◆ **Exercise material**:
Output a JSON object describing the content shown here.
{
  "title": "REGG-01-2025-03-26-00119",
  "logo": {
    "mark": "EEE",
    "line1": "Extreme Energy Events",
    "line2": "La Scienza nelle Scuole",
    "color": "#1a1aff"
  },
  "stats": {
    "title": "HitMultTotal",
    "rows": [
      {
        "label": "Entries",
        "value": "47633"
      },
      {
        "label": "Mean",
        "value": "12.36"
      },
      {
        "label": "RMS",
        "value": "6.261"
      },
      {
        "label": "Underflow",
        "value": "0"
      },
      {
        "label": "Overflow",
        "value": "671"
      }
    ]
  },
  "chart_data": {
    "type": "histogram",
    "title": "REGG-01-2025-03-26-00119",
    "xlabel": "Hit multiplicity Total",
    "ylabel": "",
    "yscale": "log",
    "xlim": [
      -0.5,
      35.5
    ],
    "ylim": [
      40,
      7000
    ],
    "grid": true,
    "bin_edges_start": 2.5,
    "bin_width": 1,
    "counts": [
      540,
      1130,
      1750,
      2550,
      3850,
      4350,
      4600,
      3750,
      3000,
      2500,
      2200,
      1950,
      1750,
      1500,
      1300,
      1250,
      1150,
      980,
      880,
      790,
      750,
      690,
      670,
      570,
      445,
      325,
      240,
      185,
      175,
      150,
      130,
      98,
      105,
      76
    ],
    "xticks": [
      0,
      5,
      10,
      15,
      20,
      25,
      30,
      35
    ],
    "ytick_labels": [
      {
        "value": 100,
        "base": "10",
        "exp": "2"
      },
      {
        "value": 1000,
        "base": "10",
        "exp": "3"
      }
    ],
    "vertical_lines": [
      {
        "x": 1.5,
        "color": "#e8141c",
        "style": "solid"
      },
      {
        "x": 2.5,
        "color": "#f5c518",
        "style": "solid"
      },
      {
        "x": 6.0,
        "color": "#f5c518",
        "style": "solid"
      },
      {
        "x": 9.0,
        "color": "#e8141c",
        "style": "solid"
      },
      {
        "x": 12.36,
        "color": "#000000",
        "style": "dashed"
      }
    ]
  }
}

◆ **Problem to solve**: Write the entries again, exactly as they stand.

◆ **Answer for the task**:
Output a JSON object describing the content shown here.
{
  "title": "REGG-01-2025-03-26-00119",
  "logo": {
    "mark": "EEE",
    "line1": "Extreme Energy Events",
    "line2": "La Scienza nelle Scuole",
    "color": "#1a1aff"
  },
  "stats": {
    "title": "HitMultTotal",
    "rows": [
      {
        "label": "Entries",
        "value": "47633"
      },
      {
        "label": "Mean",
        "value": "12.36"
      },
      {
        "label": "RMS",
        "value": "6.261"
      },
      {
        "label": "Underflow",
        "value": "0"
      },
      {
        "label": "Overflow",
        "value": "671"
      }
    ]
  },
  "chart_data": {
    "type": "histogram",
    "title": "REGG-01-2025-03-26-00119",
    "xlabel": "Hit multiplicity Total",
    "ylabel": "",
    "yscale": "log",
    "xlim": [
      -0.5,
      35.5
    ],
    "ylim": [
      40,
      7000
    ],
    "grid": true,
    "bin_edges_start": 2.5,
    "bin_width": 1,
    "counts": [
      540,
      1130,
      1750,
      2550,
      3850,
      4350,
      4600,
      3750,
      3000,
      2500,
      2200,
      1950,
      1750,
      1500,
      1300,
      1250,
      1150,
      980,
      880,
      790,
      750,
      690,
      670,
      570,
      445,
      325,
      240,
      185,
      175,
      150,
      130,
      98,
      105,
      76
    ],
    "xticks": [
      0,
      5,
      10,
      15,
      20,
      25,
      30,
      35
    ],
    "ytick_labels": [
      {
        "value": 100,
        "base": "10",
        "exp": "2"
      },
      {
        "value": 1000,
        "base": "10",
        "exp": "3"
      }
    ],
    "vertical_lines": [
      {
        "x": 1.5,
        "color": "#e8141c",
        "style": "solid"
      },
      {
        "x": 2.5,
        "color": "#f5c518",
        "style": "solid"
      },
      {
        "x": 6.0,
        "color": "#f5c518",
        "style": "solid"
      },
      {
        "x": 9.0,
        "color": "#e8141c",
        "style": "solid"
      },
      {
        "x": 12.36,
        "color": "#000000",
        "style": "dashed"
      }
    ]
  }
}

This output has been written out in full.